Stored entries
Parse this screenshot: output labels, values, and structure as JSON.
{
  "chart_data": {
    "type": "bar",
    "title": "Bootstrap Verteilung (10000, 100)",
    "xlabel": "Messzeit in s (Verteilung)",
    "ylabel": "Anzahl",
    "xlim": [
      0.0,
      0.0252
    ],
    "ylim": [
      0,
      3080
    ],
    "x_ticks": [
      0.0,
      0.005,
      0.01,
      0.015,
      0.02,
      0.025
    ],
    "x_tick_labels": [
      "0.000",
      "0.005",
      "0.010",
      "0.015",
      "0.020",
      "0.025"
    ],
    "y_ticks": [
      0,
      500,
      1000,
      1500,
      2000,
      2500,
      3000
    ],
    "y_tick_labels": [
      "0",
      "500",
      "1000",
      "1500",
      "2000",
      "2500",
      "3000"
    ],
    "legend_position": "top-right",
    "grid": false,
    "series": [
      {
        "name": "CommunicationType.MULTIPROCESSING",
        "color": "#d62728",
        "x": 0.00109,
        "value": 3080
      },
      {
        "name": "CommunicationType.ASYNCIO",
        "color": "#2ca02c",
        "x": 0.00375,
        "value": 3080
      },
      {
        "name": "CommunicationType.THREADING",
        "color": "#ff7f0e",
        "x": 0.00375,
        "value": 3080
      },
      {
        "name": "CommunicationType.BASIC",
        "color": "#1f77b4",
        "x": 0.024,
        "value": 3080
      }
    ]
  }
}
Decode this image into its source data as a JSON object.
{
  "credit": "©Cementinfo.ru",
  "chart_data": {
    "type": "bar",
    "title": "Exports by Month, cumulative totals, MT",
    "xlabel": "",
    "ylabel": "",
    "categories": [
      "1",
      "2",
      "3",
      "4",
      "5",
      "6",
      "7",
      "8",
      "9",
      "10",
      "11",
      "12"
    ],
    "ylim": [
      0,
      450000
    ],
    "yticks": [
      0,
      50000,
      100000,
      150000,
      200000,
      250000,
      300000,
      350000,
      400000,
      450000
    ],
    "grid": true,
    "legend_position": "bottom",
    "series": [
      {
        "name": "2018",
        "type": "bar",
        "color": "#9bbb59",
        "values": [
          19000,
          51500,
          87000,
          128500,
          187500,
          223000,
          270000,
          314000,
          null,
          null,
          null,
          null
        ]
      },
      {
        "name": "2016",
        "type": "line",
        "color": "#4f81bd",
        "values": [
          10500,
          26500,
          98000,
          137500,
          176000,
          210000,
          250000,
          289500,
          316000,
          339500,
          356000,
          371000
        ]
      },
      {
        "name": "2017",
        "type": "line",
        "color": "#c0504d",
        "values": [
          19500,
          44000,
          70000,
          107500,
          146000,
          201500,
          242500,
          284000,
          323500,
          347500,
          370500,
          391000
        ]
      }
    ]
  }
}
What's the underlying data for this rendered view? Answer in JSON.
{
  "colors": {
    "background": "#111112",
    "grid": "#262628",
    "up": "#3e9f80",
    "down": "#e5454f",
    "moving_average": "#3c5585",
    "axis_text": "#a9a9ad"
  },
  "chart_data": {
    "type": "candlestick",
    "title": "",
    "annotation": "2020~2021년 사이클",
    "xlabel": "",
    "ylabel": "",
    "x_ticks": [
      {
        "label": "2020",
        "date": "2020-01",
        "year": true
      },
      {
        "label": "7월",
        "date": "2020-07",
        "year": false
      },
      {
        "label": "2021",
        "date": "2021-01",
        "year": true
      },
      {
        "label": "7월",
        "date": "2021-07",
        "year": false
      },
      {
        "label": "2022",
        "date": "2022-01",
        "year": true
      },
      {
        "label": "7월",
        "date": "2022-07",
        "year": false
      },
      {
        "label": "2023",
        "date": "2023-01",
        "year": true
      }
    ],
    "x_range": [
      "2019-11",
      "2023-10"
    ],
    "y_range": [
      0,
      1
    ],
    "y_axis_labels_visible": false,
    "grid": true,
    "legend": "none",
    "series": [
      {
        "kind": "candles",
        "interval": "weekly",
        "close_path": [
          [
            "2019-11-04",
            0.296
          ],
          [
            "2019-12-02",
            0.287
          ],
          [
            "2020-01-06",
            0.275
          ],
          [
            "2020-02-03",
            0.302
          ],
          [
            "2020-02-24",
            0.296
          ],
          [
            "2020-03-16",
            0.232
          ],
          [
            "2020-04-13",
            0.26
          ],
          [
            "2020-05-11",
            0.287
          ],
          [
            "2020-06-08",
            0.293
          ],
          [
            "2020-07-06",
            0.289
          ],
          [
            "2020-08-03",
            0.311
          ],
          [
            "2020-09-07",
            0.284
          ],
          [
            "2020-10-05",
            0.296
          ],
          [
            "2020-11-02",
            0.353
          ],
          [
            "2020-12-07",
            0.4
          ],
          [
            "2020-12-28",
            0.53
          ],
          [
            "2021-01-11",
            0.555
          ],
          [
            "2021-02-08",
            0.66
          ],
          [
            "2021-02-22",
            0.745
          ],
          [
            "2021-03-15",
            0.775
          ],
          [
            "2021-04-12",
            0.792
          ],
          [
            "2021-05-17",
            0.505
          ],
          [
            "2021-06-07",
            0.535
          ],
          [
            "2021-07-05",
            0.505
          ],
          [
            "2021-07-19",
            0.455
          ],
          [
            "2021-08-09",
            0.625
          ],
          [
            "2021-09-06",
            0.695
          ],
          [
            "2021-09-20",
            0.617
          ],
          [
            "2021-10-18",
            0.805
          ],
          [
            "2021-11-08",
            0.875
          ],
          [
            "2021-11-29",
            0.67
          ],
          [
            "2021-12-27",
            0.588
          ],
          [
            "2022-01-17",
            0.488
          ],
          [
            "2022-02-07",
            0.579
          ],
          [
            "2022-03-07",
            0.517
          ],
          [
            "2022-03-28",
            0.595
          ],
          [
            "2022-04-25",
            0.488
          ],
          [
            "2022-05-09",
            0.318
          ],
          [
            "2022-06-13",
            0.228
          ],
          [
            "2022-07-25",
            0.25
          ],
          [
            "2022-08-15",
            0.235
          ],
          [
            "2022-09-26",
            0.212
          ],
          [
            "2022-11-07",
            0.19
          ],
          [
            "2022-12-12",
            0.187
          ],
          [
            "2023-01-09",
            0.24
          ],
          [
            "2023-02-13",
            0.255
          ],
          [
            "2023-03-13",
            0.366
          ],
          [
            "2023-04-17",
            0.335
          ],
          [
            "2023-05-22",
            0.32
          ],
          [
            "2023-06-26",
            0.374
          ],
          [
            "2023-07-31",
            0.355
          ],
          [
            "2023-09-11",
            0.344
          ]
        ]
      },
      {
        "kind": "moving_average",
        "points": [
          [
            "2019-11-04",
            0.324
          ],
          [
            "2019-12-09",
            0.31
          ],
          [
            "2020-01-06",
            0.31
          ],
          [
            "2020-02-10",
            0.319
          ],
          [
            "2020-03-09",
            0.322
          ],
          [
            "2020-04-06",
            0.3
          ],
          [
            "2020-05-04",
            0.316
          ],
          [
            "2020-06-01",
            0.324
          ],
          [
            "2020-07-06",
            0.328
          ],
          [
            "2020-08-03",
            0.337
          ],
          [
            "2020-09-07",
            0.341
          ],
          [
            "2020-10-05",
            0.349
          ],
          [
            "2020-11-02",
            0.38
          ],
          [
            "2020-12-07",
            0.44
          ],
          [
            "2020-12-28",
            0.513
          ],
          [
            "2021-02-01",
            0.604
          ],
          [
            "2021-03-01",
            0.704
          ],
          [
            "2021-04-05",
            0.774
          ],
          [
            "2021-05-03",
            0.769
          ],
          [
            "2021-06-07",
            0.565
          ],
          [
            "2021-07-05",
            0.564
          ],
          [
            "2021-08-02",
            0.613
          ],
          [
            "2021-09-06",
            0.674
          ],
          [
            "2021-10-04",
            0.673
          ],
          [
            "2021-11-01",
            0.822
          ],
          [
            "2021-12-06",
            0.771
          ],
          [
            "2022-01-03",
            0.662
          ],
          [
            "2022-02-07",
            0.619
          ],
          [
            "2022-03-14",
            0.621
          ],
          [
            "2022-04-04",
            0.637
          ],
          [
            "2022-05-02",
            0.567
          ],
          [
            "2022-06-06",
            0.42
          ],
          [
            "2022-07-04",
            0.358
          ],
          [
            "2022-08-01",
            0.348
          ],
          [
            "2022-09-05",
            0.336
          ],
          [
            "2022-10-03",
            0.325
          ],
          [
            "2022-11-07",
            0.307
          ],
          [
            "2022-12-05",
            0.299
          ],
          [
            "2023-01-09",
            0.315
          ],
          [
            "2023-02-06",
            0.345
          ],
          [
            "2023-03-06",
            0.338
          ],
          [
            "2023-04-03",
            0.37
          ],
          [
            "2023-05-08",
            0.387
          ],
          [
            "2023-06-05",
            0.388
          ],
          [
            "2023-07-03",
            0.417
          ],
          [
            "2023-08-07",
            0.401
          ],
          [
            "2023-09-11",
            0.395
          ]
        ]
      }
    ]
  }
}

▶ Exercise
Using the records above, copy every line that has the word "CommunicationType" in it.

▶ Final result
        "name": "CommunicationType.MULTIPROCESSING",
        "name": "CommunicationType.ASYNCIO",
        "name": "CommunicationType.THREADING",
        "name": "CommunicationType.BASIC",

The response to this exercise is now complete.